(Element and region data)
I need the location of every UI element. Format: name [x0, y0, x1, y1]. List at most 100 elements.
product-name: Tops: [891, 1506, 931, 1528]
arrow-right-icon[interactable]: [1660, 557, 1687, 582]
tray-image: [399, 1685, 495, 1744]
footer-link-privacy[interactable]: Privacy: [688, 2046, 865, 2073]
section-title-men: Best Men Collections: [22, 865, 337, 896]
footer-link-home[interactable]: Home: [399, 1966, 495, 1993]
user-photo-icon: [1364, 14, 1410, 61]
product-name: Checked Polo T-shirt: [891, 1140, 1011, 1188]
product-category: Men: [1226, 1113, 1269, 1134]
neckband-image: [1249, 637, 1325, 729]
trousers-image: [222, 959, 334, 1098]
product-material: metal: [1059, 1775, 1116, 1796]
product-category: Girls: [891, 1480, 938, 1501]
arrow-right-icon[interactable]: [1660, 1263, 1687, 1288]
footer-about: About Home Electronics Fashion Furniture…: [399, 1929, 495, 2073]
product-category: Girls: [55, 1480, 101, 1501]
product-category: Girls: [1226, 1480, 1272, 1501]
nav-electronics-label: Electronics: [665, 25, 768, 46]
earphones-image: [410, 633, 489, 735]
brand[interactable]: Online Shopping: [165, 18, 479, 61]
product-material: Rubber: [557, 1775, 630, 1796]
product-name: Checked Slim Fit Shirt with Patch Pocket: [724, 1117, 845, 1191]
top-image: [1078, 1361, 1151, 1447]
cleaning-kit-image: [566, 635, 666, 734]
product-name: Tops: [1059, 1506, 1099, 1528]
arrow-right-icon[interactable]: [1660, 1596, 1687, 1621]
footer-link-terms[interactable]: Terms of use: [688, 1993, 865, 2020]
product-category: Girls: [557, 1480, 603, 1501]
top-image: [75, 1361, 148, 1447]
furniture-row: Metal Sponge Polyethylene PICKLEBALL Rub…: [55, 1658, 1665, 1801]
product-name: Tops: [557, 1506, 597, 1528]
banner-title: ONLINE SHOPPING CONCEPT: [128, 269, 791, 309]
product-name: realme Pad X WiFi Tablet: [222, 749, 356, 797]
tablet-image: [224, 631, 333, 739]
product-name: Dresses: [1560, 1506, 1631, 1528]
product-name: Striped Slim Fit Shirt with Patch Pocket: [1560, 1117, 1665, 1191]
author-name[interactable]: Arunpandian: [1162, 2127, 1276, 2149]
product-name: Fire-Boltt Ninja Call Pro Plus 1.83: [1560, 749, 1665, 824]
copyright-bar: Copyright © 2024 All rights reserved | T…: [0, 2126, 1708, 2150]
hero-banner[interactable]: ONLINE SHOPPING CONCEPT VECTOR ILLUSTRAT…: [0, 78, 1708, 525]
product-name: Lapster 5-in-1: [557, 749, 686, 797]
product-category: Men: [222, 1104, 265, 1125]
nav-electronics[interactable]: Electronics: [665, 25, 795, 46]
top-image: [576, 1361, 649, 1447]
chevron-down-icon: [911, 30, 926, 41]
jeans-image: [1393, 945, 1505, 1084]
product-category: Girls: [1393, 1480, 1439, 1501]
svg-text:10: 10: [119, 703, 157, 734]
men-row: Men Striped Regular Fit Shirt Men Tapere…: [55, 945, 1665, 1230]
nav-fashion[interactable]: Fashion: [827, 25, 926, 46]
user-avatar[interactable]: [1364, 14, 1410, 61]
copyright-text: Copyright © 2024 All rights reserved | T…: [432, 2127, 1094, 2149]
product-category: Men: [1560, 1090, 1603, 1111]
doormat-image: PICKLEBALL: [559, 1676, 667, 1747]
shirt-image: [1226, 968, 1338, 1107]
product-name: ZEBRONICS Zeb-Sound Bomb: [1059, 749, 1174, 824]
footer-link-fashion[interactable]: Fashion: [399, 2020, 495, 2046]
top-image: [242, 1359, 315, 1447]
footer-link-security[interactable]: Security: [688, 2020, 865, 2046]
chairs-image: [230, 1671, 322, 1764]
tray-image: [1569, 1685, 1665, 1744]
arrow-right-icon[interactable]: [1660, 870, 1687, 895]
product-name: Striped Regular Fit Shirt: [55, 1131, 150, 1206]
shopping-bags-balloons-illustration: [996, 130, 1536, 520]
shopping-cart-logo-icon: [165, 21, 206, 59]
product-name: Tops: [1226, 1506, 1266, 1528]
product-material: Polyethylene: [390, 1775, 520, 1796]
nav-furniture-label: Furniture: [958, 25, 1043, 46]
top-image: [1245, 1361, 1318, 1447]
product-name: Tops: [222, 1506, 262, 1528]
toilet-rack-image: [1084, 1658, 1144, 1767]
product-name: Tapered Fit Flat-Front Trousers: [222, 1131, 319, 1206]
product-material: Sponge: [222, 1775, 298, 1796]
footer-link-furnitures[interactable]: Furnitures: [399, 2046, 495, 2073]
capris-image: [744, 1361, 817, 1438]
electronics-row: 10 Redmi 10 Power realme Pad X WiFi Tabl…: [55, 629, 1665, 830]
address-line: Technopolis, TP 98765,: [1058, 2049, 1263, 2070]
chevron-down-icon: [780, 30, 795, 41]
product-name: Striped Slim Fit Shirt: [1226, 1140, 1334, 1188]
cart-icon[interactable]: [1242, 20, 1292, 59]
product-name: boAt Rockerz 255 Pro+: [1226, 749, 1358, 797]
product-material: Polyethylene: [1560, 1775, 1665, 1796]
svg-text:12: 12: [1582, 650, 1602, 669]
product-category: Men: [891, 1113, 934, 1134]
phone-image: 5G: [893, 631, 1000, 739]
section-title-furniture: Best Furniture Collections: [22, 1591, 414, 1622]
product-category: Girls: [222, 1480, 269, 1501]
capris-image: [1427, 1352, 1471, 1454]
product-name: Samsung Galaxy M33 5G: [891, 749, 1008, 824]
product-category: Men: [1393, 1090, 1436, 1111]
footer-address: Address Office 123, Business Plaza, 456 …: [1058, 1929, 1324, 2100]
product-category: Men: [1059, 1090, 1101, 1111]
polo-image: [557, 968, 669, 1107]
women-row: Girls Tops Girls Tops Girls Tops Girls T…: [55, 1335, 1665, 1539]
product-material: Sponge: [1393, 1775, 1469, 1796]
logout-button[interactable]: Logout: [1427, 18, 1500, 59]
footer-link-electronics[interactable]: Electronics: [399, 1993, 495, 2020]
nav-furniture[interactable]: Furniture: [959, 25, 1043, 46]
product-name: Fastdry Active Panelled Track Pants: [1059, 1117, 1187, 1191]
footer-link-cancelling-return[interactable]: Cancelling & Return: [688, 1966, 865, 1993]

(EXERCISE):
Could you copy out these entries word for word, from first to last?

(TASK RESULT):
I need the location of every UI element. Format: name [x0, y0, x1, y1]. List at most 100 elements.
product-name: Tops: [891, 1506, 931, 1528]
arrow-right-icon[interactable]: [1660, 557, 1687, 582]
tray-image: [399, 1685, 495, 1744]
footer-link-privacy[interactable]: Privacy: [688, 2046, 865, 2073]
section-title-men: Best Men Collections: [22, 865, 337, 896]
footer-link-home[interactable]: Home: [399, 1966, 495, 1993]
user-photo-icon: [1364, 14, 1410, 61]
product-name: Checked Polo T-shirt: [891, 1140, 1011, 1188]
product-category: Men: [1226, 1113, 1269, 1134]
neckband-image: [1249, 637, 1325, 729]
trousers-image: [222, 959, 334, 1098]
product-material: metal: [1059, 1775, 1116, 1796]
product-category: Girls: [891, 1480, 938, 1501]
arrow-right-icon[interactable]: [1660, 1263, 1687, 1288]
footer-about: About Home Electronics Fashion Furniture…: [399, 1929, 495, 2073]
product-category: Girls: [55, 1480, 101, 1501]
product-category: Girls: [1226, 1480, 1272, 1501]
nav-electronics-label: Electronics: [665, 25, 768, 46]
earphones-image: [410, 633, 489, 735]
brand[interactable]: Online Shopping: [165, 18, 479, 61]
product-material: Rubber: [557, 1775, 630, 1796]
product-name: Checked Slim Fit Shirt with Patch Pocket: [724, 1117, 845, 1191]
top-image: [1078, 1361, 1151, 1447]
cleaning-kit-image: [566, 635, 666, 734]
product-name: Tops: [1059, 1506, 1099, 1528]
arrow-right-icon[interactable]: [1660, 1596, 1687, 1621]
footer-link-terms[interactable]: Terms of use: [688, 1993, 865, 2020]
product-category: Girls: [557, 1480, 603, 1501]
top-image: [75, 1361, 148, 1447]
furniture-row: Metal Sponge Polyethylene PICKLEBALL Rub…: [55, 1658, 1665, 1801]
product-name: Tops: [557, 1506, 597, 1528]
banner-title: ONLINE SHOPPING CONCEPT: [128, 269, 791, 309]
product-name: realme Pad X WiFi Tablet: [222, 749, 356, 797]
tablet-image: [224, 631, 333, 739]
product-name: Dresses: [1560, 1506, 1631, 1528]
product-name: Striped Slim Fit Shirt with Patch Pocket: [1560, 1117, 1665, 1191]
author-name[interactable]: Arunpandian: [1162, 2127, 1276, 2149]
product-name: Fire-Boltt Ninja Call Pro Plus 1.83: [1560, 749, 1665, 824]
copyright-bar: Copyright © 2024 All rights reserved | T…: [0, 2126, 1708, 2150]
hero-banner[interactable]: ONLINE SHOPPING CONCEPT VECTOR ILLUSTRAT…: [0, 78, 1708, 525]
product-name: Lapster 5-in-1: [557, 749, 686, 797]
product-category: Men: [222, 1104, 265, 1125]
nav-electronics[interactable]: Electronics: [665, 25, 795, 46]
top-image: [576, 1361, 649, 1447]
chevron-down-icon: [911, 30, 926, 41]
jeans-image: [1393, 945, 1505, 1084]
product-category: Girls: [1393, 1480, 1439, 1501]
svg-text:10: 10: [119, 703, 157, 734]
men-row: Men Striped Regular Fit Shirt Men Tapere…: [55, 945, 1665, 1230]
nav-fashion[interactable]: Fashion: [827, 25, 926, 46]
user-avatar[interactable]: [1364, 14, 1410, 61]
copyright-text: Copyright © 2024 All rights reserved | T…: [432, 2127, 1094, 2149]
product-category: Men: [1560, 1090, 1603, 1111]
doormat-image: PICKLEBALL: [559, 1676, 667, 1747]
shirt-image: [1226, 968, 1338, 1107]
product-name: ZEBRONICS Zeb-Sound Bomb: [1059, 749, 1174, 824]
footer-link-fashion[interactable]: Fashion: [399, 2020, 495, 2046]
top-image: [242, 1359, 315, 1447]
footer-link-security[interactable]: Security: [688, 2020, 865, 2046]
chairs-image: [230, 1671, 322, 1764]
tray-image: [1569, 1685, 1665, 1744]
arrow-right-icon[interactable]: [1660, 870, 1687, 895]
product-name: Striped Regular Fit Shirt: [55, 1131, 150, 1206]
shopping-bags-balloons-illustration: [996, 130, 1536, 520]
shopping-cart-logo-icon: [165, 21, 206, 59]
product-name: Tops: [1226, 1506, 1266, 1528]
product-material: Polyethylene: [390, 1775, 520, 1796]
nav-furniture-label: Furniture: [958, 25, 1043, 46]
top-image: [1245, 1361, 1318, 1447]
product-name: Tops: [222, 1506, 262, 1528]
toilet-rack-image: [1084, 1658, 1144, 1767]
product-name: Tapered Fit Flat-Front Trousers: [222, 1131, 319, 1206]
product-material: Sponge: [222, 1775, 298, 1796]
footer-link-furnitures[interactable]: Furnitures: [399, 2046, 495, 2073]
capris-image: [744, 1361, 817, 1438]
electronics-row: 10 Redmi 10 Power realme Pad X WiFi Tabl…: [55, 629, 1665, 830]
address-line: Technopolis, TP 98765,: [1058, 2049, 1263, 2070]
chevron-down-icon: [780, 30, 795, 41]
product-name: Striped Slim Fit Shirt: [1226, 1140, 1334, 1188]
cart-icon[interactable]: [1242, 20, 1292, 59]
product-name: boAt Rockerz 255 Pro+: [1226, 749, 1358, 797]
product-material: Polyethylene: [1560, 1775, 1665, 1796]
svg-text:12: 12: [1582, 650, 1602, 669]
product-category: Men: [891, 1113, 934, 1134]
phone-image: 5G: [893, 631, 1000, 739]
section-title-furniture: Best Furniture Collections: [22, 1591, 414, 1622]
product-category: Girls: [222, 1480, 269, 1501]
capris-image: [1427, 1352, 1471, 1454]
product-name: Samsung Galaxy M33 5G: [891, 749, 1008, 824]
product-category: Men: [1393, 1090, 1436, 1111]
footer-address: Address Office 123, Business Plaza, 456 …: [1058, 1929, 1324, 2100]
product-category: Men: [1059, 1090, 1101, 1111]
polo-image: [557, 968, 669, 1107]
women-row: Girls Tops Girls Tops Girls Tops Girls T…: [55, 1335, 1665, 1539]
product-material: Sponge: [1393, 1775, 1469, 1796]
logout-button[interactable]: Logout: [1427, 18, 1500, 59]
footer-link-electronics[interactable]: Electronics: [399, 1993, 495, 2020]
nav-furniture[interactable]: Furniture: [959, 25, 1043, 46]
product-name: Fastdry Active Panelled Track Pants: [1059, 1117, 1187, 1191]
footer-link-cancelling-return[interactable]: Cancelling & Return: [688, 1966, 865, 1993]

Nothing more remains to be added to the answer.